Every record that follows should be printed verbatim.

+++

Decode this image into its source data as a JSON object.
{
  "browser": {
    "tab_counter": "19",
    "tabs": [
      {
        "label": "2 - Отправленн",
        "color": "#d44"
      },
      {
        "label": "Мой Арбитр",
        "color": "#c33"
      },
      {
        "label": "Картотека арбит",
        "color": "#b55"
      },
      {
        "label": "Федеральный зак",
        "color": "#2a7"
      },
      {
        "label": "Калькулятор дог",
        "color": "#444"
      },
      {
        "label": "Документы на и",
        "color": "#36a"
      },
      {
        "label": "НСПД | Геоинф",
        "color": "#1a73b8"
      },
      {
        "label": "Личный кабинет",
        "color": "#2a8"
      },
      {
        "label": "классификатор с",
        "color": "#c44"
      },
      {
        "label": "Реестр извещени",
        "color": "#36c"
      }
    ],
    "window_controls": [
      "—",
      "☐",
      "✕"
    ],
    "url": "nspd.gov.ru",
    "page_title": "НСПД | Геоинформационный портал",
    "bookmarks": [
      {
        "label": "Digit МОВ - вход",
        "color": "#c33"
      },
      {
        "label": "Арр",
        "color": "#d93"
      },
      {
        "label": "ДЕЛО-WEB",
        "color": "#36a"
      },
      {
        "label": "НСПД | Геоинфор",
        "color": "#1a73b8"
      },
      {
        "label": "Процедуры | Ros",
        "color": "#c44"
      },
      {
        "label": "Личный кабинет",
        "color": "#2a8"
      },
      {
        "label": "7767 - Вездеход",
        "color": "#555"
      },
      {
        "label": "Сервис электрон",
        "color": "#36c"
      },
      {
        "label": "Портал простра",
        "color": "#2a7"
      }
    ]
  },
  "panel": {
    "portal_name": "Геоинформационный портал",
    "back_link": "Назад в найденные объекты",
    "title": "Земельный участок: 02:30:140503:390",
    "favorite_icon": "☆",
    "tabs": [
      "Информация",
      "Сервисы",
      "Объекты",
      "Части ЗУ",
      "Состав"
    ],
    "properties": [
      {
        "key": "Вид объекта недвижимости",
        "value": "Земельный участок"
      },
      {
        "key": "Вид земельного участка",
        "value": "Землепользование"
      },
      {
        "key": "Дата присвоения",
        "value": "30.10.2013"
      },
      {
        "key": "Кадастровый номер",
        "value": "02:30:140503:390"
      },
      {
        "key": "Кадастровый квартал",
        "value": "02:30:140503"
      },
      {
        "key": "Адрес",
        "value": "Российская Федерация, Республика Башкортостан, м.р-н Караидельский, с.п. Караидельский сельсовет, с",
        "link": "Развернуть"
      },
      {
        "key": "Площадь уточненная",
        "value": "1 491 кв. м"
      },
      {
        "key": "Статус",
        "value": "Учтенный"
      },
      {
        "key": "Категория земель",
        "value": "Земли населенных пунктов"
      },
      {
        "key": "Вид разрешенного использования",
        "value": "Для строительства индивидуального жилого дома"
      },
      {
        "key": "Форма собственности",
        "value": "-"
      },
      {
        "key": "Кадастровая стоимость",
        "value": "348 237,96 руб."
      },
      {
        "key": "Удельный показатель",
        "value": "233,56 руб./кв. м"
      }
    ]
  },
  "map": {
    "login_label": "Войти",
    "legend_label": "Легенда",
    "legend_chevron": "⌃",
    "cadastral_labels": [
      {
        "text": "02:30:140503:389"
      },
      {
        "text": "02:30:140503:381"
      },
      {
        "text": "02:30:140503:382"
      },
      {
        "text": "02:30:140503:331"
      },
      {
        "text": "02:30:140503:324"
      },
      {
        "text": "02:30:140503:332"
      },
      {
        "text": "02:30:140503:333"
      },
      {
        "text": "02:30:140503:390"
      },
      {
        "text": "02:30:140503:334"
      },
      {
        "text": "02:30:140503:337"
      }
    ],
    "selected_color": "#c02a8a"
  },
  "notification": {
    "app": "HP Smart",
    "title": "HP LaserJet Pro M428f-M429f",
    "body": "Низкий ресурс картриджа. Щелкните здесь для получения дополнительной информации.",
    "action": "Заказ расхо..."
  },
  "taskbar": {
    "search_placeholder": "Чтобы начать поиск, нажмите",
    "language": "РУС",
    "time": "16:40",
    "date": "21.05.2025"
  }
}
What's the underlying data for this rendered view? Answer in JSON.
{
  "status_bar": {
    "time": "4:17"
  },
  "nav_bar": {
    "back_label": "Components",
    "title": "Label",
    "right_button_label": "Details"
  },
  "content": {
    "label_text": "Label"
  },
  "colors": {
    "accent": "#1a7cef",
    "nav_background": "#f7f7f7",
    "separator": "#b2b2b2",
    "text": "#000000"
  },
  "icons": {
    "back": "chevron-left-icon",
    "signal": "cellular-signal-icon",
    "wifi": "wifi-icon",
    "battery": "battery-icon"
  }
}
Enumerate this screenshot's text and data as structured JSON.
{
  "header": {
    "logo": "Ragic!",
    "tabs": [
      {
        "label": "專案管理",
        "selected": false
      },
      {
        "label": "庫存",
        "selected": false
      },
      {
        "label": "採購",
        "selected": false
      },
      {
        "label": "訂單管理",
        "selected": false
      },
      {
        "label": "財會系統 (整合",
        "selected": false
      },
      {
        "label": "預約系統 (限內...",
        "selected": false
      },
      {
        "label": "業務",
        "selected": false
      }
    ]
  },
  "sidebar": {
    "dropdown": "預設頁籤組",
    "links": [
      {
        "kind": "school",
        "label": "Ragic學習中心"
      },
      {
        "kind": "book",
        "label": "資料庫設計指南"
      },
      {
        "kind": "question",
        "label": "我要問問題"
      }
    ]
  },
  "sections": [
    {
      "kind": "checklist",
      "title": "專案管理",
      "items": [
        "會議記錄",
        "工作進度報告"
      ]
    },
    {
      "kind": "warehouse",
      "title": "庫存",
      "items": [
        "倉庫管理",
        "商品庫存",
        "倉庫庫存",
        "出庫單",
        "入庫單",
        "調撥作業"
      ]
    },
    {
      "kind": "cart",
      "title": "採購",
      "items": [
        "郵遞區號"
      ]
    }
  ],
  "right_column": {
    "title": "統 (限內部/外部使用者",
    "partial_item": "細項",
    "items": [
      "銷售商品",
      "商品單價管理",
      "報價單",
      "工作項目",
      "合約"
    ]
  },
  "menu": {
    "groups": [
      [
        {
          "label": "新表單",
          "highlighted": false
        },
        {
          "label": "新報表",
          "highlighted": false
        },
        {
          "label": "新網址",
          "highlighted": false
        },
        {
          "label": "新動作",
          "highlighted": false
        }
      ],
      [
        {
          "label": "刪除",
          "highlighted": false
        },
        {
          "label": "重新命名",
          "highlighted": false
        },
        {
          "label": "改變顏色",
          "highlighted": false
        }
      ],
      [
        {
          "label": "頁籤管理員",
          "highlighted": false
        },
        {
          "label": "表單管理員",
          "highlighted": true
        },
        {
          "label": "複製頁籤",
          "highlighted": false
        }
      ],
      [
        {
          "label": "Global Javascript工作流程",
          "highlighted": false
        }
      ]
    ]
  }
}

+++

RESULT:
Decode this image into its source data as a JSON object.
{
  "browser": {
    "tab_counter": "19",
    "tabs": [
      {
        "label": "2 - Отправленн",
        "color": "#d44"
      },
      {
        "label": "Мой Арбитр",
        "color": "#c33"
      },
      {
        "label": "Картотека арбит",
        "color": "#b55"
      },
      {
        "label": "Федеральный зак",
        "color": "#2a7"
      },
      {
        "label": "Калькулятор дог",
        "color": "#444"
      },
      {
        "label": "Документы на и",
        "color": "#36a"
      },
      {
        "label": "НСПД | Геоинф",
        "color": "#1a73b8"
      },
      {
        "label": "Личный кабинет",
        "color": "#2a8"
      },
      {
        "label": "классификатор с",
        "color": "#c44"
      },
      {
        "label": "Реестр извещени",
        "color": "#36c"
      }
    ],
    "window_controls": [
      "—",
      "☐",
      "✕"
    ],
    "url": "nspd.gov.ru",
    "page_title": "НСПД | Геоинформационный портал",
    "bookmarks": [
      {
        "label": "Digit МОВ - вход",
        "color": "#c33"
      },
      {
        "label": "Арр",
        "color": "#d93"
      },
      {
        "label": "ДЕЛО-WEB",
        "color": "#36a"
      },
      {
        "label": "НСПД | Геоинфор",
        "color": "#1a73b8"
      },
      {
        "label": "Процедуры | Ros",
        "color": "#c44"
      },
      {
        "label": "Личный кабинет",
        "color": "#2a8"
      },
      {
        "label": "7767 - Вездеход",
        "color": "#555"
      },
      {
        "label": "Сервис электрон",
        "color": "#36c"
      },
      {
        "label": "Портал простра",
        "color": "#2a7"
      }
    ]
  },
  "panel": {
    "portal_name": "Геоинформационный портал",
    "back_link": "Назад в найденные объекты",
    "title": "Земельный участок: 02:30:140503:390",
    "favorite_icon": "☆",
    "tabs": [
      "Информация",
      "Сервисы",
      "Объекты",
      "Части ЗУ",
      "Состав"
    ],
    "properties": [
      {
        "key": "Вид объекта недвижимости",
        "value": "Земельный участок"
      },
      {
        "key": "Вид земельного участка",
        "value": "Землепользование"
      },
      {
        "key": "Дата присвоения",
        "value": "30.10.2013"
      },
      {
        "key": "Кадастровый номер",
        "value": "02:30:140503:390"
      },
      {
        "key": "Кадастровый квартал",
        "value": "02:30:140503"
      },
      {
        "key": "Адрес",
        "value": "Российская Федерация, Республика Башкортостан, м.р-н Караидельский, с.п. Караидельский сельсовет, с",
        "link": "Развернуть"
      },
      {
        "key": "Площадь уточненная",
        "value": "1 491 кв. м"
      },
      {
        "key": "Статус",
        "value": "Учтенный"
      },
      {
        "key": "Категория земель",
        "value": "Земли населенных пунктов"
      },
      {
        "key": "Вид разрешенного использования",
        "value": "Для строительства индивидуального жилого дома"
      },
      {
        "key": "Форма собственности",
        "value": "-"
      },
      {
        "key": "Кадастровая стоимость",
        "value": "348 237,96 руб."
      },
      {
        "key": "Удельный показатель",
        "value": "233,56 руб./кв. м"
      }
    ]
  },
  "map": {
    "login_label": "Войти",
    "legend_label": "Легенда",
    "legend_chevron": "⌃",
    "cadastral_labels": [
      {
        "text": "02:30:140503:389"
      },
      {
        "text": "02:30:140503:381"
      },
      {
        "text": "02:30:140503:382"
      },
      {
        "text": "02:30:140503:331"
      },
      {
        "text": "02:30:140503:324"
      },
      {
        "text": "02:30:140503:332"
      },
      {
        "text": "02:30:140503:333"
      },
      {
        "text": "02:30:140503:390"
      },
      {
        "text": "02:30:140503:334"
      },
      {
        "text": "02:30:140503:337"
      }
    ],
    "selected_color": "#c02a8a"
  },
  "notification": {
    "app": "HP Smart",
    "title": "HP LaserJet Pro M428f-M429f",
    "body": "Низкий ресурс картриджа. Щелкните здесь для получения дополнительной информации.",
    "action": "Заказ расхо..."
  },
  "taskbar": {
    "search_placeholder": "Чтобы начать поиск, нажмите",
    "language": "РУС",
    "time": "16:40",
    "date": "21.05.2025"
  }
}
What's the underlying data for this rendered view? Answer in JSON.
{
  "status_bar": {
    "time": "4:17"
  },
  "nav_bar": {
    "back_label": "Components",
    "title": "Label",
    "right_button_label": "Details"
  },
  "content": {
    "label_text": "Label"
  },
  "colors": {
    "accent": "#1a7cef",
    "nav_background": "#f7f7f7",
    "separator": "#b2b2b2",
    "text": "#000000"
  },
  "icons": {
    "back": "chevron-left-icon",
    "signal": "cellular-signal-icon",
    "wifi": "wifi-icon",
    "battery": "battery-icon"
  }
}
Enumerate this screenshot's text and data as structured JSON.
{
  "header": {
    "logo": "Ragic!",
    "tabs": [
      {
        "label": "專案管理",
        "selected": false
      },
      {
        "label": "庫存",
        "selected": false
      },
      {
        "label": "採購",
        "selected": false
      },
      {
        "label": "訂單管理",
        "selected": false
      },
      {
        "label": "財會系統 (整合",
        "selected": false
      },
      {
        "label": "預約系統 (限內...",
        "selected": false
      },
      {
        "label": "業務",
        "selected": false
      }
    ]
  },
  "sidebar": {
    "dropdown": "預設頁籤組",
    "links": [
      {
        "kind": "school",
        "label": "Ragic學習中心"
      },
      {
        "kind": "book",
        "label": "資料庫設計指南"
      },
      {
        "kind": "question",
        "label": "我要問問題"
      }
    ]
  },
  "sections": [
    {
      "kind": "checklist",
      "title": "專案管理",
      "items": [
        "會議記錄",
        "工作進度報告"
      ]
    },
    {
      "kind": "warehouse",
      "title": "庫存",
      "items": [
        "倉庫管理",
        "商品庫存",
        "倉庫庫存",
        "出庫單",
        "入庫單",
        "調撥作業"
      ]
    },
    {
      "kind": "cart",
      "title": "採購",
      "items": [
        "郵遞區號"
      ]
    }
  ],
  "right_column": {
    "title": "統 (限內部/外部使用者",
    "partial_item": "細項",
    "items": [
      "銷售商品",
      "商品單價管理",
      "報價單",
      "工作項目",
      "合約"
    ]
  },
  "menu": {
    "groups": [
      [
        {
          "label": "新表單",
          "highlighted": false
        },
        {
          "label": "新報表",
          "highlighted": false
        },
        {
          "label": "新網址",
          "highlighted": false
        },
        {
          "label": "新動作",
          "highlighted": false
        }
      ],
      [
        {
          "label": "刪除",
          "highlighted": false
        },
        {
          "label": "重新命名",
          "highlighted": false
        },
        {
          "label": "改變顏色",
          "highlighted": false
        }
      ],
      [
        {
          "label": "頁籤管理員",
          "highlighted": false
        },
        {
          "label": "表單管理員",
          "highlighted": true
        },
        {
          "label": "複製頁籤",
          "highlighted": false
        }
      ],
      [
        {
          "label": "Global Javascript工作流程",
          "highlighted": false
        }
      ]
    ]
  }
}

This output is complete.